### [Task instructions]
• a. In the blog post on FAST Search user contexts, which FAST service application does it say you should actually use?
• b. Copy the part of the blog post on FAST Search user contexts from "The first thing" to "Query service application.".

### [Selected extract]
A User Context is a cool thing in FAST Search for SharePoint that allows you to target search results based on contextual information about a person. It could be what department they’re in, what group they work for, etc. You can create different user contexts and associate them with best bets. That allows you, for example, to have two different people see two different best bets when they search for “sales report”. Depending on their user context, you can promote financial information to someone in accounting, and a marketing plan to someone in marketing. To really customize your user context, you may want to use different or additional user profile fields from what comes out of the box. Hopefully, this blog will help you understand how to do that.
The first thing to know is which FAST Service Application you need to work with – the FAST Search Connector (i.e. index) where all the content sources are, or the FAST Search Query. You want to actually use the FAST Search Query service application.
The next thing you need to know is what properties is it currently using? The answer is to open the SharePoint PowerShell admin console and use the following command:
Get-SPEnterpriseSearchExtendedQueryProperty -SearchApplication “Your FAST index Search App Name” -Identity “FASTSearchContextProperties”
If you have multiple properties, then by default we’ll display the results in a column with an ellipsis at the end and you may not be able to see all of the actual values. To work around that, use a simple 2 line PowerShell like this:
$props = Get-SPEnterpriseSearchExtendedQueryProperty -SearchApplication “Your FAST index Search App Name” -Identity “FASTSearchContextProperties”

### [Data to examine]
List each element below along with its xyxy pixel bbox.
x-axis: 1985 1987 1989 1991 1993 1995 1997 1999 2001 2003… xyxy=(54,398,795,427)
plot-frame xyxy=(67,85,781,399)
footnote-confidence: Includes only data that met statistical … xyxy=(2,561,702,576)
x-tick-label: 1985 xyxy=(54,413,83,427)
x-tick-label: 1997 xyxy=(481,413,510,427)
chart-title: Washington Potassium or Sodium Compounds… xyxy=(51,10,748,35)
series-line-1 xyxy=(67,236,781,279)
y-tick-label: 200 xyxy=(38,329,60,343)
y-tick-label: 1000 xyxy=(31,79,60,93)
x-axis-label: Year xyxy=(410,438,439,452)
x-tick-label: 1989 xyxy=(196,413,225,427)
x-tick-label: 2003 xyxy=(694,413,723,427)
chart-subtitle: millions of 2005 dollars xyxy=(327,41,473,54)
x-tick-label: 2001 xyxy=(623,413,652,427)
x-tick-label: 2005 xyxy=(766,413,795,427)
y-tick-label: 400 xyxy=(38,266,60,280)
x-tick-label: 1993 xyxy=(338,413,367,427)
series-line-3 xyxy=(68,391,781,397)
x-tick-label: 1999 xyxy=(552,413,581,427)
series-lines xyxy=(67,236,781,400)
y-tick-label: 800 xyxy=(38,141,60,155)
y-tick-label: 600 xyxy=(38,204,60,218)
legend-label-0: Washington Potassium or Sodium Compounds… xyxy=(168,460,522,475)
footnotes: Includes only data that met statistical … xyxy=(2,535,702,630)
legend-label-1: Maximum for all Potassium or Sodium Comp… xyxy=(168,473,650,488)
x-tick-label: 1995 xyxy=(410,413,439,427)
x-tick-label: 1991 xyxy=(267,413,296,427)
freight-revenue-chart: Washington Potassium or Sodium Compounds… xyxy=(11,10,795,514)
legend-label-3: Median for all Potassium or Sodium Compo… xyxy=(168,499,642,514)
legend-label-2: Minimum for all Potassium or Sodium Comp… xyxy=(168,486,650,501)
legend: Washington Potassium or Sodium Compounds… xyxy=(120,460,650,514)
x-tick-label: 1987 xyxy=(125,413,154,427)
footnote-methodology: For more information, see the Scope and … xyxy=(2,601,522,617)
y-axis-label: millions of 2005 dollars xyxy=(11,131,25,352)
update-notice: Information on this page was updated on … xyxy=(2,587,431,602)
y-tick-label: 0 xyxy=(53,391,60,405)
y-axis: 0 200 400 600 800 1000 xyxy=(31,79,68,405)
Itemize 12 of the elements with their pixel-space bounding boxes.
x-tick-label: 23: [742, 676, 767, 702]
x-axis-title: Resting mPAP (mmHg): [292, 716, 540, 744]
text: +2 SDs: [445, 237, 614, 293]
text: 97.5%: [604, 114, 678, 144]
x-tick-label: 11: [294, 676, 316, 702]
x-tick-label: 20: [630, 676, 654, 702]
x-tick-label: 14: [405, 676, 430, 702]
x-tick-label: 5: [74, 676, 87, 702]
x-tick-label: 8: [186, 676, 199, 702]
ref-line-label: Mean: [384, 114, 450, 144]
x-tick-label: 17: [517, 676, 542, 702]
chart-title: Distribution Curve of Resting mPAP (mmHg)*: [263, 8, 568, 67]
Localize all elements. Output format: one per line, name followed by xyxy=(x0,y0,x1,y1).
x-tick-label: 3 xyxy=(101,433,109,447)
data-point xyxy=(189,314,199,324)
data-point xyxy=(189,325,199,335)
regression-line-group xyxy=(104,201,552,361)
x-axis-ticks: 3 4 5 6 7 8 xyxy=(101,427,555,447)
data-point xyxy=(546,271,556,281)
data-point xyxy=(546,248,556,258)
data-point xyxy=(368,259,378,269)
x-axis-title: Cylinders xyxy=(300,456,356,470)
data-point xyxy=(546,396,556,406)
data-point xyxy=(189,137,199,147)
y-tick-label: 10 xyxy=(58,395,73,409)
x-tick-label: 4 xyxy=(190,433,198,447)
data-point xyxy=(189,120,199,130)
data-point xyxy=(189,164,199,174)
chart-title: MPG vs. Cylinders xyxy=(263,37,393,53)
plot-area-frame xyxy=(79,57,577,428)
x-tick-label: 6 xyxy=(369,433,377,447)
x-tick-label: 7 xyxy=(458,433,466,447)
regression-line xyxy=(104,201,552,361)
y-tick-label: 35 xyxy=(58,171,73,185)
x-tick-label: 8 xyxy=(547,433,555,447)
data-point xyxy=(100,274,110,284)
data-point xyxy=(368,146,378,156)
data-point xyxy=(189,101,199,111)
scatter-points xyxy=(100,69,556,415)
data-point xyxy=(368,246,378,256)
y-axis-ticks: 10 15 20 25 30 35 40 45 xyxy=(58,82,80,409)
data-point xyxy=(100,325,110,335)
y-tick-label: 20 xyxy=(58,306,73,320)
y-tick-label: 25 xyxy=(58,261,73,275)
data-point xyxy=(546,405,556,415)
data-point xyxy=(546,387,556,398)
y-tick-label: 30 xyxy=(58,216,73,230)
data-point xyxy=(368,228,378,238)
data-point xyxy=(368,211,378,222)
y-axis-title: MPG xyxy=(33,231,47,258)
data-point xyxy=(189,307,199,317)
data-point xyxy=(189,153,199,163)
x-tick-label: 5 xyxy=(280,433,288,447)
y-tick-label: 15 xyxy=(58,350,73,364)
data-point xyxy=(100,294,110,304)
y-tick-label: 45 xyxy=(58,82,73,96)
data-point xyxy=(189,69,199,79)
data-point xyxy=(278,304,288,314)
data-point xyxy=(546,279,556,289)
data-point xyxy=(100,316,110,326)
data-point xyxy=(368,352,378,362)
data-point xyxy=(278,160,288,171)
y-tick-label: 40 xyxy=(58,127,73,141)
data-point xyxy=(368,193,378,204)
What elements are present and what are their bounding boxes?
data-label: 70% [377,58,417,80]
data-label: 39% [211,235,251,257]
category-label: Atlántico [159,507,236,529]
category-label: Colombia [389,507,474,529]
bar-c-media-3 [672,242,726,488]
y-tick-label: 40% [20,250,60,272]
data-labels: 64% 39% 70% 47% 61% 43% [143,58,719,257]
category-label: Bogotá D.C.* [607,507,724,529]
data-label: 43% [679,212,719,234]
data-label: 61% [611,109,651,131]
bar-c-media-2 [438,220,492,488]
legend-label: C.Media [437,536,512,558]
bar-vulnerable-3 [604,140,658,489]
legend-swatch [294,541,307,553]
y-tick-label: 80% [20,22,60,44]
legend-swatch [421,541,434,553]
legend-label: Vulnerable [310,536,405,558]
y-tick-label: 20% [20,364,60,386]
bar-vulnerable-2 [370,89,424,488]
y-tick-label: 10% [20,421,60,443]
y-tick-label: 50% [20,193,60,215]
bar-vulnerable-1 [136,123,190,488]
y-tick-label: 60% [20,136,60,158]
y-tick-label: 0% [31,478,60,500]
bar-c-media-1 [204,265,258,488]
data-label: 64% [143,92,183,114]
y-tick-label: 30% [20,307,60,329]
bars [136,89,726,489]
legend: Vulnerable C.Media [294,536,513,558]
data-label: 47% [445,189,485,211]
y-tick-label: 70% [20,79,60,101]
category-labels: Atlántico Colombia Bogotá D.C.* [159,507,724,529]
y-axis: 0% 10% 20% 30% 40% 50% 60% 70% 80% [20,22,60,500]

### [Solved problems]
• a. The FAST Search Query service application.

• b.
The first thing to know is which FAST Service Application you need to work with – the FAST Search Connector (i.e. index) where all the content sources are, or the FAST Search Query. You want to actually use the FAST Search Query service application.